▸ **EXERCISE TASK**
From the entries below, extract every line that includes the word "алгоритмы".

▸ **MATERIAL FOR THE TASK**
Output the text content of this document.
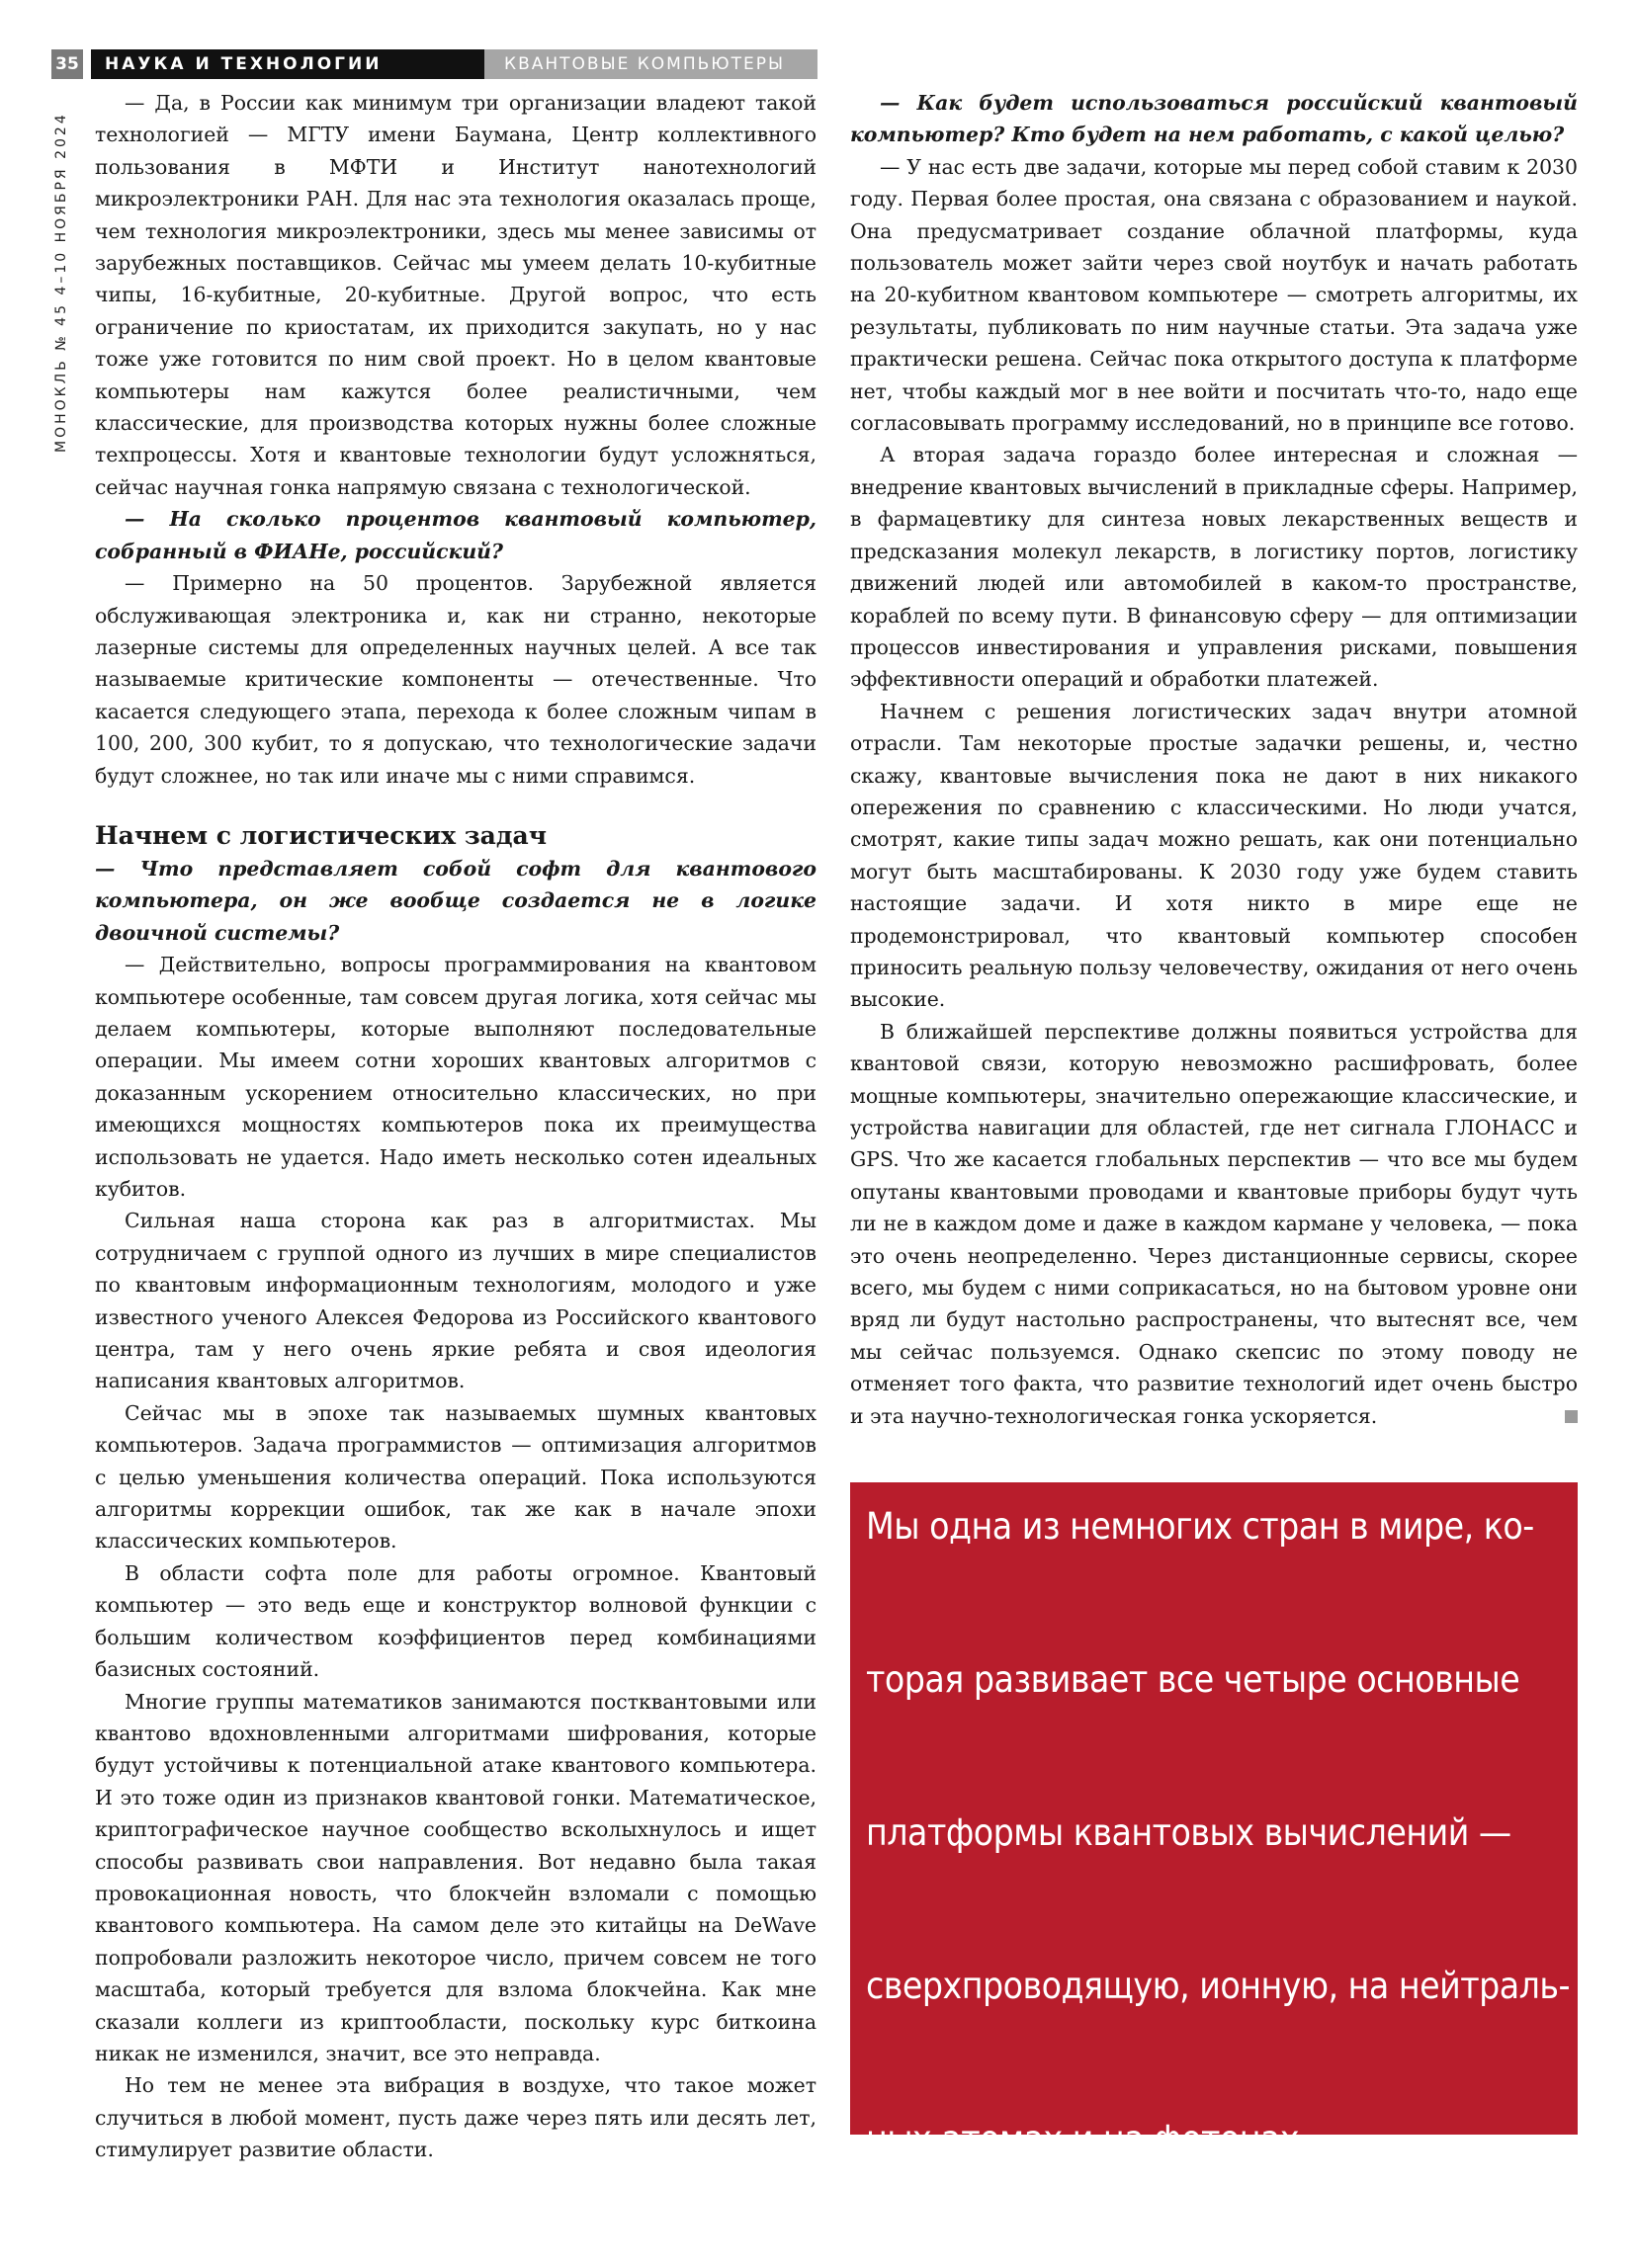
35	НАУКА И ТЕХНОЛОГИИ	КВАНТОВЫЕ КОМПЬЮТЕРЫ
МОНОКЛЬ № 45 4–10 НОЯБРЯ 2024

— Да, в России как минимум три организации владеют такой технологией — МГТУ имени Баумана, Центр коллективного пользования в МФТИ и Институт нанотехнологий микроэлектроники РАН. Для нас эта технология оказалась проще, чем технология микроэлектроники, здесь мы менее зависимы от зарубежных поставщиков. Сейчас мы умеем делать 10-кубитные чипы, 16-кубитные, 20-кубитные. Другой вопрос, что есть ограничение по криостатам, их приходится закупать, но у нас тоже уже готовится по ним свой проект. Но в целом квантовые компьютеры нам кажутся более реалистичными, чем классические, для производства которых нужны более сложные техпроцессы. Хотя и квантовые технологии будут усложняться, сейчас научная гонка напрямую связана с технологической.

— На сколько процентов квантовый компьютер, собранный в ФИАНе, российский?

— Примерно на 50 процентов. Зарубежной является обслуживающая электроника и, как ни странно, некоторые лазерные системы для определенных научных целей. А все так называемые критические компоненты — отечественные. Что касается следующего этапа, перехода к более сложным чипам в 100, 200, 300 кубит, то я допускаю, что технологические задачи будут сложнее, но так или иначе мы с ними справимся.

Начнем с логистических задач

— Что представляет собой софт для квантового компьютера, он же вообще создается не в логике двоичной системы?

— Действительно, вопросы программирования на квантовом компьютере особенные, там совсем другая логика, хотя сейчас мы делаем компьютеры, которые выполняют последовательные операции. Мы имеем сотни хороших квантовых алгоритмов с доказанным ускорением относительно классических, но при имеющихся мощностях компьютеров пока их преимущества использовать не удается. Надо иметь несколько сотен идеальных кубитов.

Сильная наша сторона как раз в алгоритмистах. Мы сотрудничаем с группой одного из лучших в мире специалистов по квантовым информационным технологиям, молодого и уже известного ученого Алексея Федорова из Российского квантового центра, там у него очень яркие ребята и своя идеология написания квантовых алгоритмов.

Сейчас мы в эпохе так называемых шумных квантовых компьютеров. Задача программистов — оптимизация алгоритмов с целью уменьшения количества операций. Пока используются алгоритмы коррекции ошибок, так же как в начале эпохи классических компьютеров.

В области софта поле для работы огромное. Квантовый компьютер — это ведь еще и конструктор волновой функции с большим количеством коэффициентов перед комбинациями базисных состояний.

Многие группы математиков занимаются постквантовыми или квантово вдохновленными алгоритмами шифрования, которые будут устойчивы к потенциальной атаке квантового компьютера. И это тоже один из признаков квантовой гонки. Математическое, криптографическое научное сообщество всколыхнулось и ищет способы развивать свои направления. Вот недавно была такая провокационная новость, что блокчейн взломали с помощью квантового компьютера. На самом деле это китайцы на DeWave попробовали разложить некоторое число, причем совсем не того масштаба, который требуется для взлома блокчейна. Как мне сказали коллеги из криптообласти, поскольку курс биткоина никак не изменился, значит, все это неправда.

Но тем не менее эта вибрация в воздухе, что такое может случиться в любой момент, пусть даже через пять или десять лет, стимулирует развитие области.

— Как будет использоваться российский квантовый компьютер? Кто будет на нем работать, с какой целью?

— У нас есть две задачи, которые мы перед собой ставим к 2030 году. Первая более простая, она связана с образованием и наукой. Она предусматривает создание облачной платформы, куда пользователь может зайти через свой ноутбук и начать работать на 20-кубитном квантовом компьютере — смотреть алгоритмы, их результаты, публиковать по ним научные статьи. Эта задача уже практически решена. Сейчас пока открытого доступа к платформе нет, чтобы каждый мог в нее войти и посчитать что-то, надо еще согласовывать программу исследований, но в принципе все готово.

А вторая задача гораздо более интересная и сложная — внедрение квантовых вычислений в прикладные сферы. Например, в фармацевтику для синтеза новых лекарственных веществ и предсказания молекул лекарств, в логистику портов, логистику движений людей или автомобилей в каком-то пространстве, кораблей по всему пути. В финансовую сферу — для оптимизации процессов инвестирования и управления рисками, повышения эффективности операций и обработки платежей.

Начнем с решения логистических задач внутри атомной отрасли. Там некоторые простые задачки решены, и, честно скажу, квантовые вычисления пока не дают в них никакого опережения по сравнению с классическими. Но люди учатся, смотрят, какие типы задач можно решать, как они потенциально могут быть масштабированы. К 2030 году уже будем ставить настоящие задачи. И хотя никто в мире еще не продемонстрировал, что квантовый компьютер способен приносить реальную пользу человечеству, ожидания от него очень высокие.

В ближайшей перспективе должны появиться устройства для квантовой связи, которую невозможно расшифровать, более мощные компьютеры, значительно опережающие классические, и устройства навигации для областей, где нет сигнала ГЛОНАСС и GPS. Что же касается глобальных перспектив — что все мы будем опутаны квантовыми проводами и квантовые приборы будут чуть ли не в каждом доме и даже в каждом кармане у человека, — пока это очень неопределенно. Через дистанционные сервисы, скорее всего, мы будем с ними соприкасаться, но на бытовом уровне они вряд ли будут настольно распространены, что вытеснят все, чем мы сейчас пользуемся. Однако скепсис по этому поводу не отменяет того факта, что развитие технологий идет очень быстро и эта научно-технологическая гонка ускоряется.

Мы одна из немногих стран в мире, ко-
торая развивает все четыре основные
платформы квантовых вычислений —
сверхпроводящую, ионную, на нейтраль-
ных атомах и на фотонах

▸ **WORKED SOLUTION**
Сейчас мы в эпохе так называемых шумных квантовых компьютеров. Задача программистов — оптимизация алгоритмов с целью уменьшения количества операций. Пока используются алгоритмы коррекции ошибок, так же как в начале эпохи классических компьютеров.
— У нас есть две задачи, которые мы перед собой ставим к 2030 году. Первая более простая, она связана с образованием и наукой. Она предусматривает создание облачной платформы, куда пользователь может зайти через свой ноутбук и начать работать на 20-кубитном квантовом компьютере — смотреть алгоритмы, их результаты, публиковать по ним научные статьи. Эта задача уже практически решена. Сейчас пока открытого доступа к платформе нет, чтобы каждый мог в нее войти и посчитать что-то, надо еще согласовывать программу исследований, но в принципе все готово.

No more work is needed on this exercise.